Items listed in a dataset
·····
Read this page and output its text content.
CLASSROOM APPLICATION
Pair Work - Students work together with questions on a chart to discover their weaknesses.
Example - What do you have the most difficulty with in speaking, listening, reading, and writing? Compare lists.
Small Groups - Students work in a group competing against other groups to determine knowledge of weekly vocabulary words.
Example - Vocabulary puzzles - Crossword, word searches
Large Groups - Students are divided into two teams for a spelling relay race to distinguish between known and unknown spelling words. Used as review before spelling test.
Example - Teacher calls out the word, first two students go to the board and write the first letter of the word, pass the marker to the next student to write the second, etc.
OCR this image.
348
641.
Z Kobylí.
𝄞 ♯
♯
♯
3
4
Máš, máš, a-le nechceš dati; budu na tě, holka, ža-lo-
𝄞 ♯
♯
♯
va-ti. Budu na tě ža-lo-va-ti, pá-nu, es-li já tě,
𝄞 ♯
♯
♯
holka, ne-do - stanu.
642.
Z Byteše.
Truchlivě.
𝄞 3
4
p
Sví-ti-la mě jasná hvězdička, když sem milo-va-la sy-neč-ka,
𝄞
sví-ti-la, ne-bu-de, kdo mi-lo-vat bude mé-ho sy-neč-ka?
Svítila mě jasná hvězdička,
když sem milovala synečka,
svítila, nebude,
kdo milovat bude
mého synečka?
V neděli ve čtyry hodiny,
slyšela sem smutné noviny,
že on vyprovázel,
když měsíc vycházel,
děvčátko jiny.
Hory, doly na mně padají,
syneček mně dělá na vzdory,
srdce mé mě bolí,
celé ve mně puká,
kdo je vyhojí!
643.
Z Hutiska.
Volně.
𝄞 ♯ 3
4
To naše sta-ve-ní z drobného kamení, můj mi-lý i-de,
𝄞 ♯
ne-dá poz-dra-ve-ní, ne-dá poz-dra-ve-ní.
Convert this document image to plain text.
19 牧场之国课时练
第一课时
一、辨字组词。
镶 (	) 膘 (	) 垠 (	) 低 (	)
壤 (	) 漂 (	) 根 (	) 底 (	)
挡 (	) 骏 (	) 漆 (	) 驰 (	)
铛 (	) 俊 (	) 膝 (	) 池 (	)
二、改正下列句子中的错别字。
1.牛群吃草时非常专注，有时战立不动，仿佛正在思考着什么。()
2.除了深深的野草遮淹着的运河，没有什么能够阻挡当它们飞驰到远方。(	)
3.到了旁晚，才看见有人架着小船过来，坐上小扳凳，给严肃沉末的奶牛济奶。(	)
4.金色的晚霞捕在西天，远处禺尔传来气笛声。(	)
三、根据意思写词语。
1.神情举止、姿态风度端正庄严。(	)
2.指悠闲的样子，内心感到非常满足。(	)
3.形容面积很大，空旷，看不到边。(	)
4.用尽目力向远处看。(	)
·····
### Instructions for the task
Where a line contains the string "with", extract that line.

### Output
Pair Work - Students work together with questions on a chart to discover their weaknesses.
Example - What do you have the most difficulty with in speaking, listening, reading, and writing? Compare lists.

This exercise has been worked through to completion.